What to produce
Find and return each line containing "faire".

Given entries
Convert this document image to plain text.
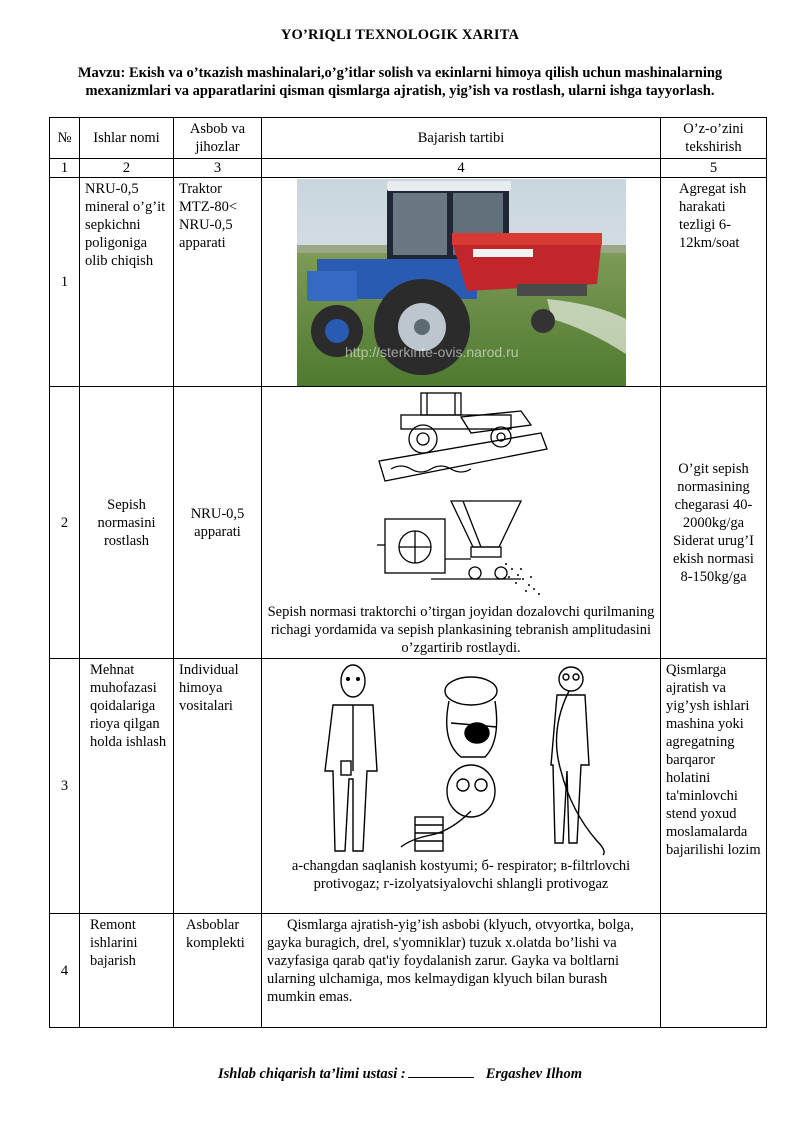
YO’RIQLI TEXNOLOGIK XARITA
Mavzu: Eкish va o’tкazish mashinalari,o’g’itlar solish va eкinlarni himoya qilish uchun mashinalarning mexanizmlari va apparatlarini qisman qismlarga ajratish, yig’ish va rostlash, ularni ishga tayyorlash.
№	Ishlar nomi	Asbob va jihozlar	Bajarish tartibi	O’z-o’zini tekshirish
1	2	3	4	5
1	NRU-0,5 mineral o’g’it sepkichni poligoniga olib chiqish	Traktor MTZ-80< NRU-0,5 apparati	http://sterkinte-ovis.narod.ru	Agregat ish harakati tezligi 6-12km/soat

2	Sepish normasini rostlash	NRU-0,5 apparati	Sepish normasi traktorchi o’tirgan joyidan dozalovchi qurilmaning richagi yordamida va sepish plankasining tebranish amplitudasini o’zgartirib rostlaydi.	O’git sepish normasining chegarasi 40-2000kg/ga Siderat urug’I ekish normasi 8-150kg/ga
3	Mehnat muhofazasi qoidalariga rioya qilgan holda ishlash	Individual himoya vositalari	a-changdan saqlanish kostyumi; б- respirator; в-filtrlovchi protivogaz; г-izolyatsiyalovchi shlangli protivogaz	Qismlarga ajratish va yig’ysh ishlari mashina yoki agregatning barqaror holatini ta'minlovchi stend yoxud moslamalarda bajarilishi lozim
4	Remont ishlarini bajarish	Asboblar komplekti	Qismlarga ajratish-yig’ish asbobi (klyuch, otvyortka, bolga, gayka buragich, drel, s'yomniklar) tuzuk x.olatda bo’lishi va vazyfasiga qarab qat'iy foydalanish zarur. Gayka va boltlarni ularning ulchamiga, mos kelmaydigan klyuch bilan burash mumkin emas.	

Ishlab chiqarish ta’limi ustasi :	Ergashev Ilhom
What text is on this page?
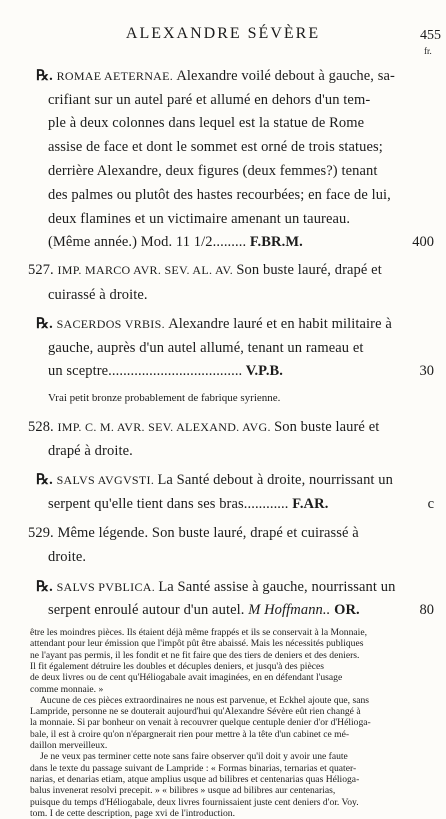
ALEXANDRE SÉVÈRE	455
fr.
℞. ROMAE AETERNAE. Alexandre voilé debout à gauche, sa-
crifiant sur un autel paré et allumé en dehors d'un tem-
ple à deux colonnes dans lequel est la statue de Rome
assise de face et dont le sommet est orné de trois statues;
derrière Alexandre, deux figures (deux femmes?) tenant
des palmes ou plutôt des hastes recourbées; en face de lui,
deux flamines et un victimaire amenant un taureau.
(Même année.) Mod. 11 1/2......... F.BR.M.	400
527. IMP. MARCO AVR. SEV. AL. AV. Son buste lauré, drapé et
cuirassé à droite.
℞. SACERDOS VRBIS. Alexandre lauré et en habit militaire à
gauche, auprès d'un autel allumé, tenant un rameau et
un sceptre.................................... V.P.B.	30
Vrai petit bronze probablement de fabrique syrienne.
528. IMP. C. M. AVR. SEV. ALEXAND. AVG. Son buste lauré et
drapé à droite.
℞. SALVS AVGVSTI. La Santé debout à droite, nourrissant un
serpent qu'elle tient dans ses bras............ F.AR.	c
529. Même légende. Son buste lauré, drapé et cuirassé à
droite.
℞. SALVS PVBLICA. La Santé assise à gauche, nourrissant un
serpent enroulé autour d'un autel. M Hoffmann.. OR.	80
être les moindres pièces. Ils étaient déjà même frappés et ils se conservait à la Monnaie,
attendant pour leur émission que l'impôt pût être abaissé. Mais les nécessités publiques
ne l'ayant pas permis, il les fondit et ne fit faire que des tiers de deniers et des deniers.
Il fit également détruire les doubles et décuples deniers, et jusqu'à des pièces
de deux livres ou de cent qu'Héliogabale avait imaginées, en en défendant l'usage
comme monnaie. »
Aucune de ces pièces extraordinaires ne nous est parvenue, et Eckhel ajoute que, sans
Lampride, personne ne se douterait aujourd'hui qu'Alexandre Sévère eût rien changé à
la monnaie. Si par bonheur on venait à recouvrer quelque centuple denier d'or d'Hélioga-
bale, il est à croire qu'on n'épargnerait rien pour mettre à la tête d'un cabinet ce mé-
daillon merveilleux.
Je ne veux pas terminer cette note sans faire observer qu'il doit y avoir une faute
dans le texte du passage suivant de Lampride : « Formas binarias, ternarias et quater-
narias, et denarias etiam, atque amplius usque ad bilibres et centenarias quas Hélioga-
balus invenerat resolvi precepit. » « bilibres » usque ad bilibres aur centenarias,
puisque du temps d'Héliogabale, deux livres fournissaient juste cent deniers d'or. Voy.
tom. I de cette description, page xvi de l'introduction.
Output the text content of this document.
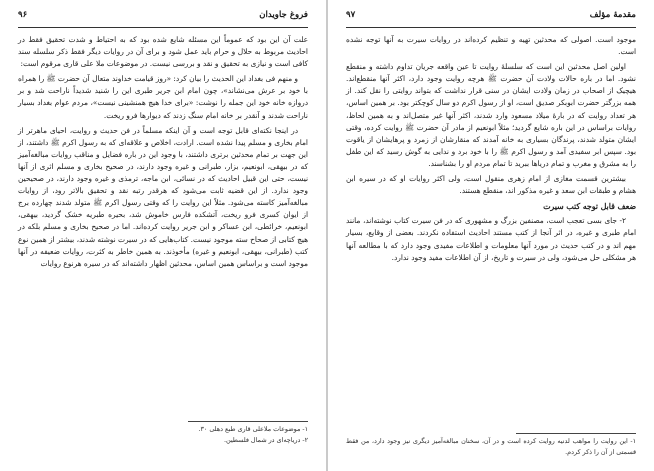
فروغ جاویدان
۹۶

علت آن این بود که عموماً این مسئله شایع شده بود که به احتیاط و شدت تحقیق فقط در احادیث مربوط به حلال و حرام باید عمل شود و برای آن در روایات دیگر فقط ذکر سلسله سند کافی است و نیازی به تحقیق و نقد و بررسی نیست. در موضوعات ملا علی قاری مرقوم است:

و منهم فی بغداد این الحدیث را بیان کرد: «روز قیامت خداوند متعال آن حضرت ﷺ را همراه با خود بر عرش می‌نشاند»، چون امام ابن جریر طبری این را شنید شدیداً ناراحت شد و بر دروازه خانه خود این جمله را نوشت: «برای خدا هیچ همنشینی نیست»، مردم عوام بغداد بسیار ناراحت شدند و آنقدر بر خانه امام سنگ زدند که دیوارها فرو ریخت.

در اینجا نکته‌ای قابل توجه است و آن اینکه مسلماً در فن حدیث و روایت، احیای ماهرتر از امام بخاری و مسلم پیدا نشده است. ارادت، اخلاص و علاقه‌ای که به رسول اکرم ﷺ داشتند، از این جهت بر تمام محدثین برتری داشتند، با وجود این در باره فضایل و مناقب روایات مبالغه‌آمیز که در بیهقی، ابونعیم، بزار، طبرانی و غیره وجود دارند، در صحیح بخاری و مسلم اثری از آنها نیست، حتی این قبیل احادیث که در نسائی، ابن ماجه، ترمذی و غیره وجود دارند، در صحیحین وجود ندارد. از این قضیه ثابت می‌شود که هرقدر رتبه نقد و تحقیق بالاتر رود، از روایات مبالغه‌آمیز کاسته می‌شود. مثلاً این روایت را که وقتی رسول اکرم ﷺ متولد شدند چهارده برج از ایوان کسری فرو ریخت، آتشکده فارس خاموش شد، بحیره طبریه خشک گردید، بیهقی، ابونعیم، خرائطی، ابن عساکر و ابن جریر روایت کرده‌اند. اما در صحیح بخاری و مسلم بلکه در هیچ کتابی از صحاح سته موجود نیست. کتاب‌هایی که در سیرت نوشته شدند، بیشتر از همین نوع کتب (طبرانی، بیهقی، ابونعیم و غیره) مأخوذند. به همین خاطر به کثرت، روایات ضعیفه در آنها موجود است و براساس همین اساس، محدثین اظهار داشته‌اند که در سیره هرنوع روایات

۱- موضوعات ملاعلی قاری طبع دهلی ۳۰.
۲- دریاچه‌ای در شمال فلسطین.
مقدمهٔ مؤلف
۹۷

موجود است. اصولی که محدثین تهیه و تنظیم کرده‌اند در روایات سیرت به آنها توجه نشده است.

اولین اصل محدثین این است که سلسلهٔ روایت تا عین واقعه جریان تداوم داشته و منقطع نشود. اما در باره حالات ولادت آن حضرت ﷺ هرچه روایت وجود دارد، اکثر آنها منقطع‌اند. هیچیک از اصحاب در زمان ولادت ایشان در سنی قرار نداشت که بتواند روایتی را نقل کند. از همه بزرگتر حضرت ابوبکر صدیق است، او از رسول اکرم دو سال کوچکتر بود. بر همین اساس، هر تعداد روایت که در بارهٔ میلاد مسعود وارد شدند، اکثر آنها غیر متصل‌اند و به همین لحاظ، روایات براساس در این باره شایع گردید؛ مثلاً ابونعیم از مادر آن حضرت ﷺ روایت کرده، وقتی ایشان متولد شدند، پرندگان بسیاری به خانه آمدند که منقارشان از زمرد و پرهایشان از یاقوت بود. سپس ابر سفیدی آمد و رسول اکرم ﷺ را با خود برد و ندایی به گوش رسید که این طفل را به مشرق و مغرب و تمام دریاها ببرید تا تمام مردم او را بشناسند.

بیشترین قسمت مغازی از امام زهری منقول است، ولی اکثر روایات او که در سیره ابن هشام و طبقات ابن سعد و غیره مذکور اند، منقطع هستند.

ضعف قابل توجه کتب سیرت

۲- جای بسی تعجب است، مصنفین بزرگ و مشهوری که در فن سیرت کتاب نوشته‌اند، مانند امام طبری و غیره، در اثر آنجا از کتب مستند احادیث استفاده نکردند. بعضی از وقایع، بسیار مهم اند و در کتب حدیث در مورد آنها معلومات و اطلاعات مفیدی وجود دارد که با مطالعه آنها هر مشکلی حل می‌شود، ولی در سیرت و تاریخ، از آن اطلاعات مفید وجود ندارد.

۱- این روایت را مواهب لدنیه روایت کرده است و در آن، سخنان مبالغه‌آمیز دیگری نیز وجود دارد، من فقط قسمتی از آن را ذکر کردم.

Output of the task
ne l'ayant pas permis, il les fondit et ne fit faire que des tiers de deniers et des deniers.
Je ne veux pas terminer cette note sans faire observer qu'il doit y avoir une faute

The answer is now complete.